**The request:** Output every entry exactly as written, skipping any pictures.

**Provided data:**
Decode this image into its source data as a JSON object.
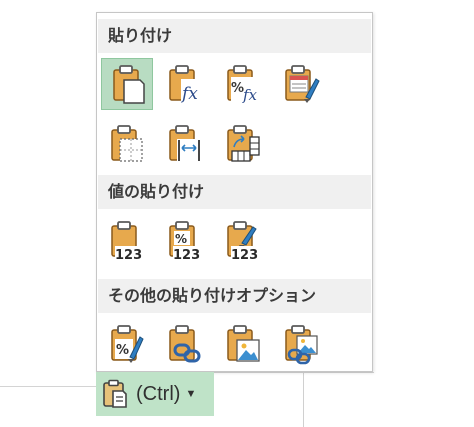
{
  "menu": {
    "sections": [
      {
        "title": "貼り付け",
        "icons": [
          "paste-icon",
          "paste-formula-icon",
          "paste-formula-number-format-icon",
          "paste-keep-source-formatting-icon",
          "paste-no-borders-icon",
          "paste-keep-column-widths-icon",
          "paste-transpose-icon"
        ]
      },
      {
        "title": "値の貼り付け",
        "icons": [
          "paste-values-icon",
          "paste-values-number-format-icon",
          "paste-values-source-formatting-icon"
        ]
      },
      {
        "title": "その他の貼り付けオプション",
        "icons": [
          "paste-formatting-icon",
          "paste-link-icon",
          "paste-picture-icon",
          "paste-linked-picture-icon"
        ]
      }
    ],
    "value_badge": "123",
    "fx_glyph": "fx",
    "percent_glyph": "%"
  },
  "ctrl_button": {
    "label": "(Ctrl)",
    "icon": "clipboard-icon",
    "chevron": "chevron-down-icon"
  },
  "colors": {
    "selected_bg": "#b8dcc2",
    "header_bg": "#f0f0f0",
    "clipboard_body": "#e7a94d",
    "clipboard_clip": "#5a5a5a",
    "ctrl_bg": "#bfe3c8"
  }
}
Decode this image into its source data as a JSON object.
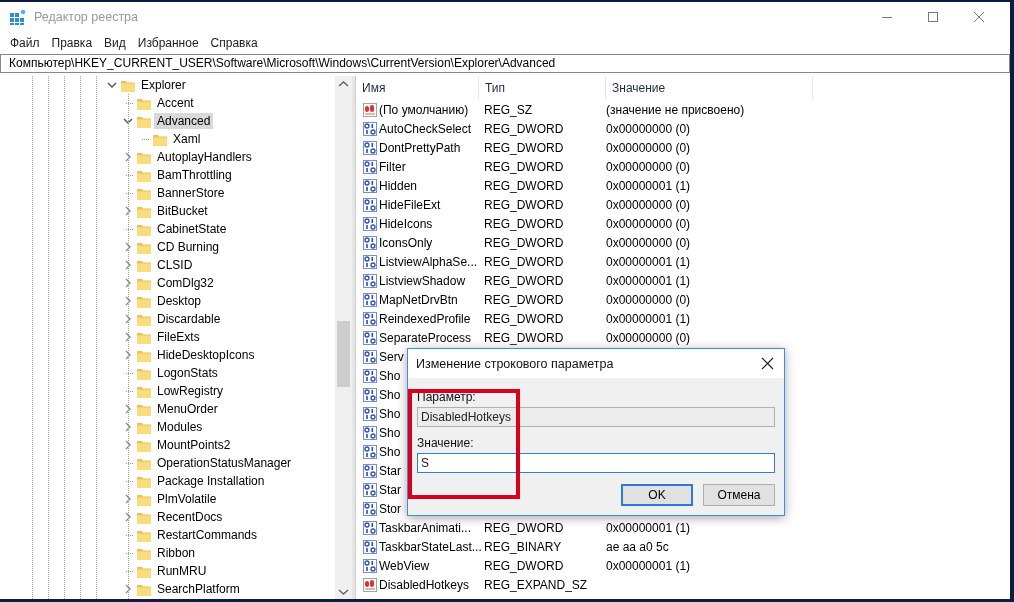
{
  "window": {
    "title": "Редактор реестра"
  },
  "menu": [
    "Файл",
    "Правка",
    "Вид",
    "Избранное",
    "Справка"
  ],
  "address": "Компьютер\\HKEY_CURRENT_USER\\Software\\Microsoft\\Windows\\CurrentVersion\\Explorer\\Advanced",
  "tree": [
    {
      "label": "Explorer",
      "expandable": true,
      "expanded": true,
      "selected": false,
      "children": [
        {
          "label": "Accent",
          "expandable": false,
          "selected": false
        },
        {
          "label": "Advanced",
          "expandable": true,
          "expanded": true,
          "selected": true,
          "children": [
            {
              "label": "Xaml",
              "expandable": false,
              "selected": false
            }
          ]
        },
        {
          "label": "AutoplayHandlers",
          "expandable": true,
          "expanded": false,
          "selected": false
        },
        {
          "label": "BamThrottling",
          "expandable": false,
          "selected": false
        },
        {
          "label": "BannerStore",
          "expandable": false,
          "selected": false
        },
        {
          "label": "BitBucket",
          "expandable": true,
          "expanded": false,
          "selected": false
        },
        {
          "label": "CabinetState",
          "expandable": false,
          "selected": false
        },
        {
          "label": "CD Burning",
          "expandable": true,
          "expanded": false,
          "selected": false
        },
        {
          "label": "CLSID",
          "expandable": true,
          "expanded": false,
          "selected": false
        },
        {
          "label": "ComDlg32",
          "expandable": true,
          "expanded": false,
          "selected": false
        },
        {
          "label": "Desktop",
          "expandable": true,
          "expanded": false,
          "selected": false
        },
        {
          "label": "Discardable",
          "expandable": true,
          "expanded": false,
          "selected": false
        },
        {
          "label": "FileExts",
          "expandable": true,
          "expanded": false,
          "selected": false
        },
        {
          "label": "HideDesktopIcons",
          "expandable": true,
          "expanded": false,
          "selected": false
        },
        {
          "label": "LogonStats",
          "expandable": false,
          "selected": false
        },
        {
          "label": "LowRegistry",
          "expandable": false,
          "selected": false
        },
        {
          "label": "MenuOrder",
          "expandable": true,
          "expanded": false,
          "selected": false
        },
        {
          "label": "Modules",
          "expandable": true,
          "expanded": false,
          "selected": false
        },
        {
          "label": "MountPoints2",
          "expandable": true,
          "expanded": false,
          "selected": false
        },
        {
          "label": "OperationStatusManager",
          "expandable": false,
          "selected": false
        },
        {
          "label": "Package Installation",
          "expandable": false,
          "selected": false
        },
        {
          "label": "PlmVolatile",
          "expandable": true,
          "expanded": false,
          "selected": false
        },
        {
          "label": "RecentDocs",
          "expandable": true,
          "expanded": false,
          "selected": false
        },
        {
          "label": "RestartCommands",
          "expandable": false,
          "selected": false
        },
        {
          "label": "Ribbon",
          "expandable": false,
          "selected": false
        },
        {
          "label": "RunMRU",
          "expandable": false,
          "selected": false
        },
        {
          "label": "SearchPlatform",
          "expandable": true,
          "expanded": false,
          "selected": false
        }
      ]
    }
  ],
  "list": {
    "columns": [
      "Имя",
      "Тип",
      "Значение"
    ],
    "rows": [
      {
        "kind": "string",
        "name": "(По умолчанию)",
        "type": "REG_SZ",
        "value": "(значение не присвоено)"
      },
      {
        "kind": "binary",
        "name": "AutoCheckSelect",
        "type": "REG_DWORD",
        "value": "0x00000000 (0)"
      },
      {
        "kind": "binary",
        "name": "DontPrettyPath",
        "type": "REG_DWORD",
        "value": "0x00000000 (0)"
      },
      {
        "kind": "binary",
        "name": "Filter",
        "type": "REG_DWORD",
        "value": "0x00000000 (0)"
      },
      {
        "kind": "binary",
        "name": "Hidden",
        "type": "REG_DWORD",
        "value": "0x00000001 (1)"
      },
      {
        "kind": "binary",
        "name": "HideFileExt",
        "type": "REG_DWORD",
        "value": "0x00000000 (0)"
      },
      {
        "kind": "binary",
        "name": "HideIcons",
        "type": "REG_DWORD",
        "value": "0x00000000 (0)"
      },
      {
        "kind": "binary",
        "name": "IconsOnly",
        "type": "REG_DWORD",
        "value": "0x00000000 (0)"
      },
      {
        "kind": "binary",
        "name": "ListviewAlphaSe...",
        "type": "REG_DWORD",
        "value": "0x00000001 (1)"
      },
      {
        "kind": "binary",
        "name": "ListviewShadow",
        "type": "REG_DWORD",
        "value": "0x00000001 (1)"
      },
      {
        "kind": "binary",
        "name": "MapNetDrvBtn",
        "type": "REG_DWORD",
        "value": "0x00000000 (0)"
      },
      {
        "kind": "binary",
        "name": "ReindexedProfile",
        "type": "REG_DWORD",
        "value": "0x00000001 (1)"
      },
      {
        "kind": "binary",
        "name": "SeparateProcess",
        "type": "REG_DWORD",
        "value": "0x00000000 (0)"
      },
      {
        "kind": "binary",
        "name": "Serv"
      },
      {
        "kind": "binary",
        "name": "Sho"
      },
      {
        "kind": "binary",
        "name": "Sho"
      },
      {
        "kind": "binary",
        "name": "Sho"
      },
      {
        "kind": "binary",
        "name": "Sho"
      },
      {
        "kind": "binary",
        "name": "Sho"
      },
      {
        "kind": "binary",
        "name": "Star"
      },
      {
        "kind": "binary",
        "name": "Star"
      },
      {
        "kind": "binary",
        "name": "Stor"
      },
      {
        "kind": "binary",
        "name": "TaskbarAnimati...",
        "type": "REG_DWORD",
        "value": "0x00000001 (1)"
      },
      {
        "kind": "binary",
        "name": "TaskbarStateLast...",
        "type": "REG_BINARY",
        "value": "ae aa a0 5c"
      },
      {
        "kind": "binary",
        "name": "WebView",
        "type": "REG_DWORD",
        "value": "0x00000001 (1)"
      },
      {
        "kind": "string",
        "name": "DisabledHotkeys",
        "type": "REG_EXPAND_SZ"
      }
    ]
  },
  "dialog": {
    "title": "Изменение строкового параметра",
    "name_label": "Параметр:",
    "name_value": "DisabledHotkeys",
    "value_label": "Значение:",
    "value": "S",
    "buttons": [
      {
        "label": "OK",
        "default": true
      },
      {
        "label": "Отмена",
        "default": false
      }
    ]
  }
}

**Result of the exercise:**
Decode this image into its source data as a JSON object.
{
  "menu": {
    "sections": [
      {
        "title": "貼り付け",
        "icons": [
          "paste-icon",
          "paste-formula-icon",
          "paste-formula-number-format-icon",
          "paste-keep-source-formatting-icon",
          "paste-no-borders-icon",
          "paste-keep-column-widths-icon",
          "paste-transpose-icon"
        ]
      },
      {
        "title": "値の貼り付け",
        "icons": [
          "paste-values-icon",
          "paste-values-number-format-icon",
          "paste-values-source-formatting-icon"
        ]
      },
      {
        "title": "その他の貼り付けオプション",
        "icons": [
          "paste-formatting-icon",
          "paste-link-icon",
          "paste-picture-icon",
          "paste-linked-picture-icon"
        ]
      }
    ],
    "value_badge": "123",
    "fx_glyph": "fx",
    "percent_glyph": "%"
  },
  "ctrl_button": {
    "label": "(Ctrl)",
    "icon": "clipboard-icon",
    "chevron": "chevron-down-icon"
  },
  "colors": {
    "selected_bg": "#b8dcc2",
    "header_bg": "#f0f0f0",
    "clipboard_body": "#e7a94d",
    "clipboard_clip": "#5a5a5a",
    "ctrl_bg": "#bfe3c8"
  }
}
Decode this image into its source data as a JSON object.
{
  "window": {
    "title": "Редактор реестра"
  },
  "menu": [
    "Файл",
    "Правка",
    "Вид",
    "Избранное",
    "Справка"
  ],
  "address": "Компьютер\\HKEY_CURRENT_USER\\Software\\Microsoft\\Windows\\CurrentVersion\\Explorer\\Advanced",
  "tree": [
    {
      "label": "Explorer",
      "expandable": true,
      "expanded": true,
      "selected": false,
      "children": [
        {
          "label": "Accent",
          "expandable": false,
          "selected": false
        },
        {
          "label": "Advanced",
          "expandable": true,
          "expanded": true,
          "selected": true,
          "children": [
            {
              "label": "Xaml",
              "expandable": false,
              "selected": false
            }
          ]
        },
        {
          "label": "AutoplayHandlers",
          "expandable": true,
          "expanded": false,
          "selected": false
        },
        {
          "label": "BamThrottling",
          "expandable": false,
          "selected": false
        },
        {
          "label": "BannerStore",
          "expandable": false,
          "selected": false
        },
        {
          "label": "BitBucket",
          "expandable": true,
          "expanded": false,
          "selected": false
        },
        {
          "label": "CabinetState",
          "expandable": false,
          "selected": false
        },
        {
          "label": "CD Burning",
          "expandable": true,
          "expanded": false,
          "selected": false
        },
        {
          "label": "CLSID",
          "expandable": true,
          "expanded": false,
          "selected": false
        },
        {
          "label": "ComDlg32",
          "expandable": true,
          "expanded": false,
          "selected": false
        },
        {
          "label": "Desktop",
          "expandable": true,
          "expanded": false,
          "selected": false
        },
        {
          "label": "Discardable",
          "expandable": true,
          "expanded": false,
          "selected": false
        },
        {
          "label": "FileExts",
          "expandable": true,
          "expanded": false,
          "selected": false
        },
        {
          "label": "HideDesktopIcons",
          "expandable": true,
          "expanded": false,
          "selected": false
        },
        {
          "label": "LogonStats",
          "expandable": false,
          "selected": false
        },
        {
          "label": "LowRegistry",
          "expandable": false,
          "selected": false
        },
        {
          "label": "MenuOrder",
          "expandable": true,
          "expanded": false,
          "selected": false
        },
        {
          "label": "Modules",
          "expandable": true,
          "expanded": false,
          "selected": false
        },
        {
          "label": "MountPoints2",
          "expandable": true,
          "expanded": false,
          "selected": false
        },
        {
          "label": "OperationStatusManager",
          "expandable": false,
          "selected": false
        },
        {
          "label": "Package Installation",
          "expandable": false,
          "selected": false
        },
        {
          "label": "PlmVolatile",
          "expandable": true,
          "expanded": false,
          "selected": false
        },
        {
          "label": "RecentDocs",
          "expandable": true,
          "expanded": false,
          "selected": false
        },
        {
          "label": "RestartCommands",
          "expandable": false,
          "selected": false
        },
        {
          "label": "Ribbon",
          "expandable": false,
          "selected": false
        },
        {
          "label": "RunMRU",
          "expandable": false,
          "selected": false
        },
        {
          "label": "SearchPlatform",
          "expandable": true,
          "expanded": false,
          "selected": false
        }
      ]
    }
  ],
  "list": {
    "columns": [
      "Имя",
      "Тип",
      "Значение"
    ],
    "rows": [
      {
        "kind": "string",
        "name": "(По умолчанию)",
        "type": "REG_SZ",
        "value": "(значение не присвоено)"
      },
      {
        "kind": "binary",
        "name": "AutoCheckSelect",
        "type": "REG_DWORD",
        "value": "0x00000000 (0)"
      },
      {
        "kind": "binary",
        "name": "DontPrettyPath",
        "type": "REG_DWORD",
        "value": "0x00000000 (0)"
      },
      {
        "kind": "binary",
        "name": "Filter",
        "type": "REG_DWORD",
        "value": "0x00000000 (0)"
      },
      {
        "kind": "binary",
        "name": "Hidden",
        "type": "REG_DWORD",
        "value": "0x00000001 (1)"
      },
      {
        "kind": "binary",
        "name": "HideFileExt",
        "type": "REG_DWORD",
        "value": "0x00000000 (0)"
      },
      {
        "kind": "binary",
        "name": "HideIcons",
        "type": "REG_DWORD",
        "value": "0x00000000 (0)"
      },
      {
        "kind": "binary",
        "name": "IconsOnly",
        "type": "REG_DWORD",
        "value": "0x00000000 (0)"
      },
      {
        "kind": "binary",
        "name": "ListviewAlphaSe...",
        "type": "REG_DWORD",
        "value": "0x00000001 (1)"
      },
      {
        "kind": "binary",
        "name": "ListviewShadow",
        "type": "REG_DWORD",
        "value": "0x00000001 (1)"
      },
      {
        "kind": "binary",
        "name": "MapNetDrvBtn",
        "type": "REG_DWORD",
        "value": "0x00000000 (0)"
      },
      {
        "kind": "binary",
        "name": "ReindexedProfile",
        "type": "REG_DWORD",
        "value": "0x00000001 (1)"
      },
      {
        "kind": "binary",
        "name": "SeparateProcess",
        "type": "REG_DWORD",
        "value": "0x00000000 (0)"
      },
      {
        "kind": "binary",
        "name": "Serv"
      },
      {
        "kind": "binary",
        "name": "Sho"
      },
      {
        "kind": "binary",
        "name": "Sho"
      },
      {
        "kind": "binary",
        "name": "Sho"
      },
      {
        "kind": "binary",
        "name": "Sho"
      },
      {
        "kind": "binary",
        "name": "Sho"
      },
      {
        "kind": "binary",
        "name": "Star"
      },
      {
        "kind": "binary",
        "name": "Star"
      },
      {
        "kind": "binary",
        "name": "Stor"
      },
      {
        "kind": "binary",
        "name": "TaskbarAnimati...",
        "type": "REG_DWORD",
        "value": "0x00000001 (1)"
      },
      {
        "kind": "binary",
        "name": "TaskbarStateLast...",
        "type": "REG_BINARY",
        "value": "ae aa a0 5c"
      },
      {
        "kind": "binary",
        "name": "WebView",
        "type": "REG_DWORD",
        "value": "0x00000001 (1)"
      },
      {
        "kind": "string",
        "name": "DisabledHotkeys",
        "type": "REG_EXPAND_SZ"
      }
    ]
  },
  "dialog": {
    "title": "Изменение строкового параметра",
    "name_label": "Параметр:",
    "name_value": "DisabledHotkeys",
    "value_label": "Значение:",
    "value": "S",
    "buttons": [
      {
        "label": "OK",
        "default": true
      },
      {
        "label": "Отмена",
        "default": false
      }
    ]
  }
}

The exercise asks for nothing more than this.